Restoration Brew Worx

Rutherford B. Hazy

Delaware, OH

(pdf version)

    The birthplace of Rutherford Birchard Hayes (1822-1893) is sometimes sarcastically called “America’s First Presidential Gas Station” as the home he was born in is long-vanished and a gas station now resides on the property.  The location also happens to be just a stone’s throw away from Restoration Brew Worx.  Hayes’ father died only a few weeks before he was born and he would later lose two of his three siblings as well.  His uncle served as a father figure throughout his childhood and taught him many valuable skills.  Hayes attended Kenyon College in Gambier, OH, became interested in law, graduated with the highest honors and then briefly studied law in Columbus before moving on to Harvard Law School where he again graduated with high regard.  After moving back to Ohio, Hayes began a series of law firms and eventually settled in Cincinnati where he met his wife, Lucy, a strong supporter of the abolition of both slavery and alcohol.  They were married in December 1852.
    Hayes was also strongly opposed to slavery and as Ohio was merely across the river from the slave state of Kentucky, he often defended runaway slaves in court.  His work caused him to rise in popularity throughout the newly formed Republican Party but it came to a quick halt after Confederate soldiers fired on Fort Sumter in 1861, marking the beginning of the Civil War.  Hayes joined the 23rd Regiment of Ohio Volunteer Infantry where he was made major and one of the men he oversaw at the time was a young private named William McKinley, a soldier who would later become the 25th President of the United States.

PROVIDED DATA

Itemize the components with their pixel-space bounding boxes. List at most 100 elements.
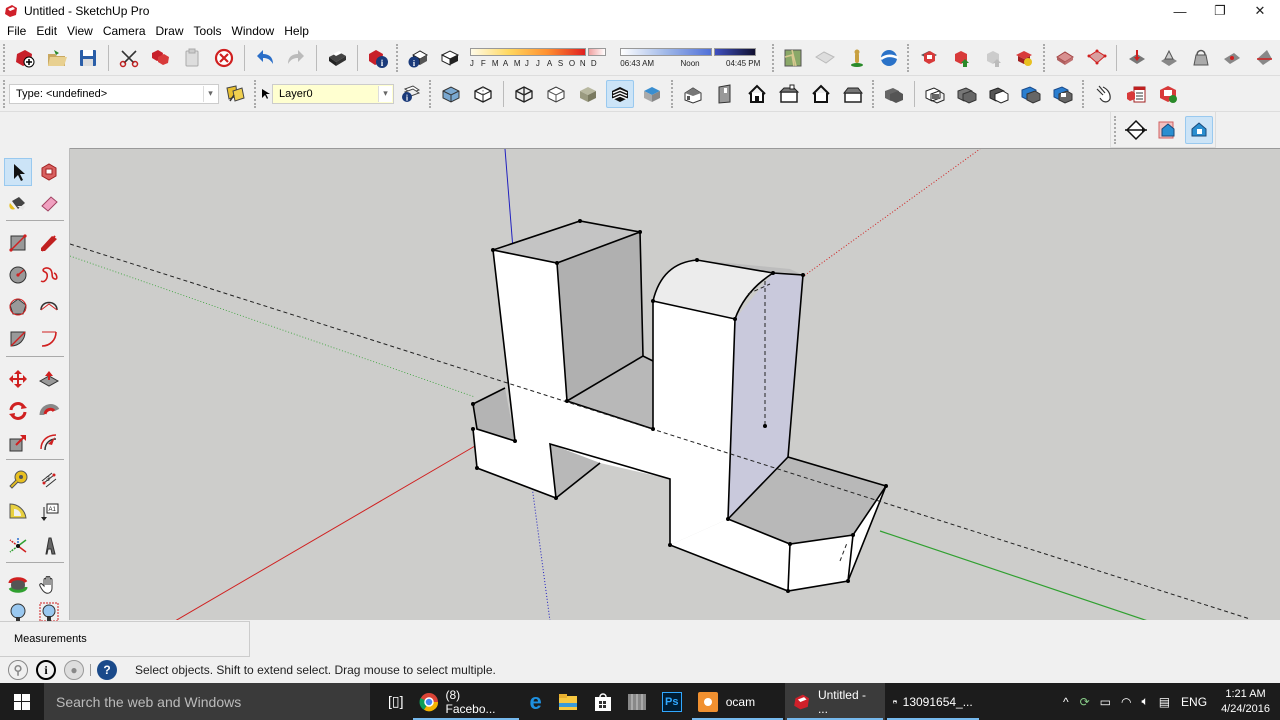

WHAT YOU WILL DO
Pick up the piece about Rutherford B. Hayes from its last sentence and keep writing it. This material has nothing to do with the piece about Rutherford B. Hayes.

EXPECTED OUTPUT
    During the war, Hayes’ army pushed across West Virginia and into Virginia, forcing Confederates out of the area, and eventually joined up with the Army of the Potomac.  He led a charge during the Battle of South Mountain near Boonsboro, MD and was shot through the arm, breaking the bone, but he simply ordered a soldier to tie off the wound and continued on with the campaign.  Hayes was promoted first to colonel and then to brigadier general, and by the time the war was over he and his men had faced continual conflict throughout the Shenandoah Valley.  Hayes was shot two other times, once in the shoulder and once the head, but neither wound was serious.  His skill and bravery were admired around the country and he received praise from the highest officers, especially from the commanding General of the Union Army and future U.S. President Ulysses S. Grant.
    Hayes was nominated for the Ohio House of Representatives while still serving in the Civil War and although he desired the position he refused to resign from his military service.  Instead, he campaigned by writing letters to the people of Ohio explaining his points of view and won the election over the Democratic incumbent and “copperhead” Alexander Long.  Hayes began his new career in 1865, after the Civil War ended, and was re-elected in 1866.  He narrowly won the election for the governorship of Ohio and served in the position from 1868 until 1872, when he lost the nomination.  He was re-elected as governor in 1876, largely due to the success of his tax cuts and a notable reduction in the state’s debt, but didn’t stay there long as he was quickly nominated for, and won, the Presidential Election of 1876.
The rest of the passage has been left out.